[Exercise task]
Your task is to quote the material that follows, in full and exactly.

Collected data

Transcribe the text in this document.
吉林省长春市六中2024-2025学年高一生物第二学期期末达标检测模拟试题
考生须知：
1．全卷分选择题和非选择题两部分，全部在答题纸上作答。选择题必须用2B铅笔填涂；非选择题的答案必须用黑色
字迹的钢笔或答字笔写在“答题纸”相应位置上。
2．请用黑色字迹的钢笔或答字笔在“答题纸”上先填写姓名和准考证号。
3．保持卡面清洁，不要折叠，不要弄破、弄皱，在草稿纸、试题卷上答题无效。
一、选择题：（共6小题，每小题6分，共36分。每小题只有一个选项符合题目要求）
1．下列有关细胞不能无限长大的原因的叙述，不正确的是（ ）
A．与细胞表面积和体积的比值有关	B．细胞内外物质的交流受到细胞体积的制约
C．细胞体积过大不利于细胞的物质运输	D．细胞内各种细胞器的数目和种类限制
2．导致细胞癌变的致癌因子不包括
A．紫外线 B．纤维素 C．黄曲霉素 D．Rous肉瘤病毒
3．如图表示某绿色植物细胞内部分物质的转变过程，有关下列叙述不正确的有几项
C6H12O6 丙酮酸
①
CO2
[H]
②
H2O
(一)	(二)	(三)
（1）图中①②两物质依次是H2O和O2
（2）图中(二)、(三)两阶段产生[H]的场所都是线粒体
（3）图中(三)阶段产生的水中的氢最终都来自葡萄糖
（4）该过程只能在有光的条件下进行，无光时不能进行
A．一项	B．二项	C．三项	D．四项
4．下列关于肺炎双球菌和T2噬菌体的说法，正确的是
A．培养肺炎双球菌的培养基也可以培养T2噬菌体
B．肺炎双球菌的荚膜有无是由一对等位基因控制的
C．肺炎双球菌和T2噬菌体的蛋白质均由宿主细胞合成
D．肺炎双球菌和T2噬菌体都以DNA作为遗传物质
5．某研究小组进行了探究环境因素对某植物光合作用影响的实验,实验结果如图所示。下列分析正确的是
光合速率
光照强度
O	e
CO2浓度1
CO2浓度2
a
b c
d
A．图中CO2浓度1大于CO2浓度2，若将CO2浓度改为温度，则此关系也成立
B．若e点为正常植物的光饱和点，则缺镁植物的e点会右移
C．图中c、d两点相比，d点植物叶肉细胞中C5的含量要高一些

[Finished task]
Transcribe the text in this document.
吉林省长春市六中2024-2025学年高一生物第二学期期末达标检测模拟试题
考生须知：
1．全卷分选择题和非选择题两部分，全部在答题纸上作答。选择题必须用2B铅笔填涂；非选择题的答案必须用黑色
字迹的钢笔或答字笔写在“答题纸”相应位置上。
2．请用黑色字迹的钢笔或答字笔在“答题纸”上先填写姓名和准考证号。
3．保持卡面清洁，不要折叠，不要弄破、弄皱，在草稿纸、试题卷上答题无效。
一、选择题：（共6小题，每小题6分，共36分。每小题只有一个选项符合题目要求）
1．下列有关细胞不能无限长大的原因的叙述，不正确的是（ ）
A．与细胞表面积和体积的比值有关	B．细胞内外物质的交流受到细胞体积的制约
C．细胞体积过大不利于细胞的物质运输	D．细胞内各种细胞器的数目和种类限制
2．导致细胞癌变的致癌因子不包括
A．紫外线 B．纤维素 C．黄曲霉素 D．Rous肉瘤病毒
3．如图表示某绿色植物细胞内部分物质的转变过程，有关下列叙述不正确的有几项
C6H12O6 丙酮酸
①
CO2
[H]
②
H2O
(一)	(二)	(三)
（1）图中①②两物质依次是H2O和O2
（2）图中(二)、(三)两阶段产生[H]的场所都是线粒体
（3）图中(三)阶段产生的水中的氢最终都来自葡萄糖
（4）该过程只能在有光的条件下进行，无光时不能进行
A．一项	B．二项	C．三项	D．四项
4．下列关于肺炎双球菌和T2噬菌体的说法，正确的是
A．培养肺炎双球菌的培养基也可以培养T2噬菌体
B．肺炎双球菌的荚膜有无是由一对等位基因控制的
C．肺炎双球菌和T2噬菌体的蛋白质均由宿主细胞合成
D．肺炎双球菌和T2噬菌体都以DNA作为遗传物质
5．某研究小组进行了探究环境因素对某植物光合作用影响的实验,实验结果如图所示。下列分析正确的是
光合速率
光照强度
O	e
CO2浓度1
CO2浓度2
a
b c
d
A．图中CO2浓度1大于CO2浓度2，若将CO2浓度改为温度，则此关系也成立
B．若e点为正常植物的光饱和点，则缺镁植物的e点会右移
C．图中c、d两点相比，d点植物叶肉细胞中C5的含量要高一些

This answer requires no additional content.